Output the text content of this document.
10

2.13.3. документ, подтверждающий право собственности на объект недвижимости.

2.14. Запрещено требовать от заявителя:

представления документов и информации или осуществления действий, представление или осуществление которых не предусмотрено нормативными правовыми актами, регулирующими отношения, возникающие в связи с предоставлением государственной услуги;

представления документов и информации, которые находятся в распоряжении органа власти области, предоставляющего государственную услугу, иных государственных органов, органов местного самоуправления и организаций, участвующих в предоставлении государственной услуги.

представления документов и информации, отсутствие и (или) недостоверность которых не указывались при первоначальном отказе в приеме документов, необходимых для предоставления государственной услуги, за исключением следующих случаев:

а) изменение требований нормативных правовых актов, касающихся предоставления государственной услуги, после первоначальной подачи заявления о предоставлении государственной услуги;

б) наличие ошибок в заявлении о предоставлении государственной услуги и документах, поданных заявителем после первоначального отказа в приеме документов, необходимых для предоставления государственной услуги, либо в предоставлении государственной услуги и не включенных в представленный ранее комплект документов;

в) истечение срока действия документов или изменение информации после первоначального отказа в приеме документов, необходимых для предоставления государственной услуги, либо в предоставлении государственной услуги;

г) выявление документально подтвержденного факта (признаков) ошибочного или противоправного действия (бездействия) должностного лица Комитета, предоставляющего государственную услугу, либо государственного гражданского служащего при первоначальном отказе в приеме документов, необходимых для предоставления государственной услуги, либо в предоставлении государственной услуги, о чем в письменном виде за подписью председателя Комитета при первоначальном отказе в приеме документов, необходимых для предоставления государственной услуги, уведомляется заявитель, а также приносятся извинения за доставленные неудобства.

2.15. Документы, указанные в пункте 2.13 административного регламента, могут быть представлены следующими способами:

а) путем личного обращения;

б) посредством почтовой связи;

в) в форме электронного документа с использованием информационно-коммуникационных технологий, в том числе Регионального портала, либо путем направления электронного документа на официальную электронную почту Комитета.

_ _ _

Go through the lines above. Select every one that has the string "связи".

представления документов и информации или осуществления действий, представление или осуществление которых не предусмотрено нормативными правовыми актами, регулирующими отношения, возникающие в связи с предоставлением государственной услуги;
б) посредством почтовой связи;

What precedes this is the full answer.